**DIRECTIONS:** Repeat every line below exactly as it reads.

**LISTED RECORDS:**
━━━━━━━━━━━━━━━━
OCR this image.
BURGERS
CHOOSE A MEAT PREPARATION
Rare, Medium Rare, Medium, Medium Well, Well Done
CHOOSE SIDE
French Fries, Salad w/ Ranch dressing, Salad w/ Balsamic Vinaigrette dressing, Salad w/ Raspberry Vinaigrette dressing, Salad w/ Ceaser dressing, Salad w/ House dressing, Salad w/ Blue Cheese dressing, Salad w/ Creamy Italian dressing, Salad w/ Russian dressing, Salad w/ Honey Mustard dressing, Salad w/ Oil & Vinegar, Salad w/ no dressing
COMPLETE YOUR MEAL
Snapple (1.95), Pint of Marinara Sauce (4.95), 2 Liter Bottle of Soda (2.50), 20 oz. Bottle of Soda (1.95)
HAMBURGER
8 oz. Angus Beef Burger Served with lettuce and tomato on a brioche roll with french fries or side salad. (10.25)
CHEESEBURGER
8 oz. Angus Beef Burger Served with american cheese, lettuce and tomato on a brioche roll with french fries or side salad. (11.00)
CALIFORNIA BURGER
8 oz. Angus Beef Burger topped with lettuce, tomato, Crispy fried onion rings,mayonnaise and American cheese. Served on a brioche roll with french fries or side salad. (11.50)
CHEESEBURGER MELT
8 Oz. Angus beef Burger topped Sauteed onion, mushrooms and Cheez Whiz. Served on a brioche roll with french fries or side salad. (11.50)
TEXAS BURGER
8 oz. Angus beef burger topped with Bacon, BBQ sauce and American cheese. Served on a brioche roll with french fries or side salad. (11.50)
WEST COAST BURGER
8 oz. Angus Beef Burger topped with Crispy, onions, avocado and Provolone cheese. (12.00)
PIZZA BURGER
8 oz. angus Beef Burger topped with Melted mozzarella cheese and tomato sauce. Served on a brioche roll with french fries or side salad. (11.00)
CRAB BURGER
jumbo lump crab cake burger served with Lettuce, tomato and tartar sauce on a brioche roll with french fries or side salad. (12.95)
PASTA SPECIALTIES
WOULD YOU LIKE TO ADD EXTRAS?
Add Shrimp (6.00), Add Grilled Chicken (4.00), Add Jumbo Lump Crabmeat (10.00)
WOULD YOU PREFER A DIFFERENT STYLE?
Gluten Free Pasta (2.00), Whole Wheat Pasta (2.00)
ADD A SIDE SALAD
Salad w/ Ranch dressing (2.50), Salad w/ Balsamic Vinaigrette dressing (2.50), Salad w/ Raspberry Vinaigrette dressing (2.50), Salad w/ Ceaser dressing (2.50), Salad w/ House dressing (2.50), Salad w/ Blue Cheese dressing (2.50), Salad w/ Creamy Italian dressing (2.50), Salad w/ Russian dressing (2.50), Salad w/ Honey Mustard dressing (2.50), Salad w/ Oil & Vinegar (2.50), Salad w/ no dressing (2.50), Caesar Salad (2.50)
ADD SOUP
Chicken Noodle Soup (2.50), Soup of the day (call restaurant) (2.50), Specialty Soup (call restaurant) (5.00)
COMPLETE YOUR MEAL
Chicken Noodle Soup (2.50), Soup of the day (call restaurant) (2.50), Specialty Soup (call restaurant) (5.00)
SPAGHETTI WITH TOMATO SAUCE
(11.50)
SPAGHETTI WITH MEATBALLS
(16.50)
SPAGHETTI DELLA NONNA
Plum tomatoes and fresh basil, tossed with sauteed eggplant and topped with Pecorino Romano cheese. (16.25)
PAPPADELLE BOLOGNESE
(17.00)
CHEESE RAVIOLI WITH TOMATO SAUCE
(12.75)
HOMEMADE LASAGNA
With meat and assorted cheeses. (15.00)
━━━━━━━━━━━━━━━━
**TASK RESULT:**
OCR this image.
BURGERS
CHOOSE A MEAT PREPARATION
Rare, Medium Rare, Medium, Medium Well, Well Done
CHOOSE SIDE
French Fries, Salad w/ Ranch dressing, Salad w/ Balsamic Vinaigrette dressing, Salad w/ Raspberry Vinaigrette dressing, Salad w/ Ceaser dressing, Salad w/ House dressing, Salad w/ Blue Cheese dressing, Salad w/ Creamy Italian dressing, Salad w/ Russian dressing, Salad w/ Honey Mustard dressing, Salad w/ Oil & Vinegar, Salad w/ no dressing
COMPLETE YOUR MEAL
Snapple (1.95), Pint of Marinara Sauce (4.95), 2 Liter Bottle of Soda (2.50), 20 oz. Bottle of Soda (1.95)
HAMBURGER
8 oz. Angus Beef Burger Served with lettuce and tomato on a brioche roll with french fries or side salad. (10.25)
CHEESEBURGER
8 oz. Angus Beef Burger Served with american cheese, lettuce and tomato on a brioche roll with french fries or side salad. (11.00)
CALIFORNIA BURGER
8 oz. Angus Beef Burger topped with lettuce, tomato, Crispy fried onion rings,mayonnaise and American cheese. Served on a brioche roll with french fries or side salad. (11.50)
CHEESEBURGER MELT
8 Oz. Angus beef Burger topped Sauteed onion, mushrooms and Cheez Whiz. Served on a brioche roll with french fries or side salad. (11.50)
TEXAS BURGER
8 oz. Angus beef burger topped with Bacon, BBQ sauce and American cheese. Served on a brioche roll with french fries or side salad. (11.50)
WEST COAST BURGER
8 oz. Angus Beef Burger topped with Crispy, onions, avocado and Provolone cheese. (12.00)
PIZZA BURGER
8 oz. angus Beef Burger topped with Melted mozzarella cheese and tomato sauce. Served on a brioche roll with french fries or side salad. (11.00)
CRAB BURGER
jumbo lump crab cake burger served with Lettuce, tomato and tartar sauce on a brioche roll with french fries or side salad. (12.95)
PASTA SPECIALTIES
WOULD YOU LIKE TO ADD EXTRAS?
Add Shrimp (6.00), Add Grilled Chicken (4.00), Add Jumbo Lump Crabmeat (10.00)
WOULD YOU PREFER A DIFFERENT STYLE?
Gluten Free Pasta (2.00), Whole Wheat Pasta (2.00)
ADD A SIDE SALAD
Salad w/ Ranch dressing (2.50), Salad w/ Balsamic Vinaigrette dressing (2.50), Salad w/ Raspberry Vinaigrette dressing (2.50), Salad w/ Ceaser dressing (2.50), Salad w/ House dressing (2.50), Salad w/ Blue Cheese dressing (2.50), Salad w/ Creamy Italian dressing (2.50), Salad w/ Russian dressing (2.50), Salad w/ Honey Mustard dressing (2.50), Salad w/ Oil & Vinegar (2.50), Salad w/ no dressing (2.50), Caesar Salad (2.50)
ADD SOUP
Chicken Noodle Soup (2.50), Soup of the day (call restaurant) (2.50), Specialty Soup (call restaurant) (5.00)
COMPLETE YOUR MEAL
Chicken Noodle Soup (2.50), Soup of the day (call restaurant) (2.50), Specialty Soup (call restaurant) (5.00)
SPAGHETTI WITH TOMATO SAUCE
(11.50)
SPAGHETTI WITH MEATBALLS
(16.50)
SPAGHETTI DELLA NONNA
Plum tomatoes and fresh basil, tossed with sauteed eggplant and topped with Pecorino Romano cheese. (16.25)
PAPPADELLE BOLOGNESE
(17.00)
CHEESE RAVIOLI WITH TOMATO SAUCE
(12.75)
HOMEMADE LASAGNA
With meat and assorted cheeses. (15.00)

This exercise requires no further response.